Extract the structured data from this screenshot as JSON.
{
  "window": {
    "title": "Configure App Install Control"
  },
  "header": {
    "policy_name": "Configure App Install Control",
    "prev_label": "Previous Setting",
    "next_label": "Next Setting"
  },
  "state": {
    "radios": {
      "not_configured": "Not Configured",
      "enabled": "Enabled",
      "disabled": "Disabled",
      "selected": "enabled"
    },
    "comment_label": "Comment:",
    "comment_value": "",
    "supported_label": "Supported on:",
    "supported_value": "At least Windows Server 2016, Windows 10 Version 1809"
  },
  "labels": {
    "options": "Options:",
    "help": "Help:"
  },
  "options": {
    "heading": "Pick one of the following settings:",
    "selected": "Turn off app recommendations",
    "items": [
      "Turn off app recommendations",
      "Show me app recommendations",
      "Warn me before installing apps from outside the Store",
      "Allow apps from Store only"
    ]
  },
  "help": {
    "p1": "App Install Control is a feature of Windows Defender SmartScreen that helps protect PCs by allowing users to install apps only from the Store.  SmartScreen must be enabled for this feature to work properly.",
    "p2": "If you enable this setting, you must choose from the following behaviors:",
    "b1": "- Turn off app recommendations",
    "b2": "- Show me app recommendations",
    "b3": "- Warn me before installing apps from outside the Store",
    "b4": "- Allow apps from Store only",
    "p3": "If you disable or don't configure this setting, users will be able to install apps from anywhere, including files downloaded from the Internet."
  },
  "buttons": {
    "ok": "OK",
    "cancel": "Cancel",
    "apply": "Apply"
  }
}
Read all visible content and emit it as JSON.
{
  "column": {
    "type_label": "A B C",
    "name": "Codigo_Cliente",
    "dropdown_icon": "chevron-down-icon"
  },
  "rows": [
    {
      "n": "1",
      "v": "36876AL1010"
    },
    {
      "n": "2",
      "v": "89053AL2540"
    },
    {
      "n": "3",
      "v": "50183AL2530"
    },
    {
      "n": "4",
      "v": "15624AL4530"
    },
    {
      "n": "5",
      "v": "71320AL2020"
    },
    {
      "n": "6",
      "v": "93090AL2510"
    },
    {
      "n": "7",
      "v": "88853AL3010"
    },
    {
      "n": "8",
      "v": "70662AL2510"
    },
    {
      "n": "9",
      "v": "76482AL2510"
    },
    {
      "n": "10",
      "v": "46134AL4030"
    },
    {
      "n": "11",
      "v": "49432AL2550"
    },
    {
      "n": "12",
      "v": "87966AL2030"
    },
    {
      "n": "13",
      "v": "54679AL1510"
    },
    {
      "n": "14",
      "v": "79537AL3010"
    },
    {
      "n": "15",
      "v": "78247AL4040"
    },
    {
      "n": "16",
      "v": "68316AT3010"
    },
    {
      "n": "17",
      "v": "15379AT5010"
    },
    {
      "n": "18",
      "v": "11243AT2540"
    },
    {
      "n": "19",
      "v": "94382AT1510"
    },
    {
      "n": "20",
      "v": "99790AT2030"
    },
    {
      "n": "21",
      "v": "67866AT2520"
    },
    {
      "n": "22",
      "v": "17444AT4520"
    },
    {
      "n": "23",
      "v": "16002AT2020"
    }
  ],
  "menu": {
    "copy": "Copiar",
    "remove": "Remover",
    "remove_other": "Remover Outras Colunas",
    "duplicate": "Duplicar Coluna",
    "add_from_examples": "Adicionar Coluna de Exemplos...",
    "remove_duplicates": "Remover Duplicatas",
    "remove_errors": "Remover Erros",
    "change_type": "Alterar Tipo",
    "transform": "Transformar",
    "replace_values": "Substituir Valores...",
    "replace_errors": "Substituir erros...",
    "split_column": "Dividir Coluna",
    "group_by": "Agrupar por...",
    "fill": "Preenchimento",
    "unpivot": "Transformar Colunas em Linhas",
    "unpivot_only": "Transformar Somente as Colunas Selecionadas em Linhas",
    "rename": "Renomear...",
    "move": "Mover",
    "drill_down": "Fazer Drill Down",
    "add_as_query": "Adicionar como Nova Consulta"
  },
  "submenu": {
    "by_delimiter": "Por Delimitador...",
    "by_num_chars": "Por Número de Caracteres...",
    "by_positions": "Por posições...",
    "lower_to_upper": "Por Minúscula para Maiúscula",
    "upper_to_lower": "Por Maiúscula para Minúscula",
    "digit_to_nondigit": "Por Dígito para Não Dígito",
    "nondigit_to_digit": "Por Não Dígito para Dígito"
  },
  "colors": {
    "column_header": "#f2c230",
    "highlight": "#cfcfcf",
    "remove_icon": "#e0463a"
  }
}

+ + +

TASK STATEMENT: Find the lines above holding the word "Remover" and show them.

SOLVED PROBLEM:
    "remove": "Remover",
    "remove_other": "Remover Outras Colunas",
    "remove_duplicates": "Remover Duplicatas",
    "remove_errors": "Remover Erros",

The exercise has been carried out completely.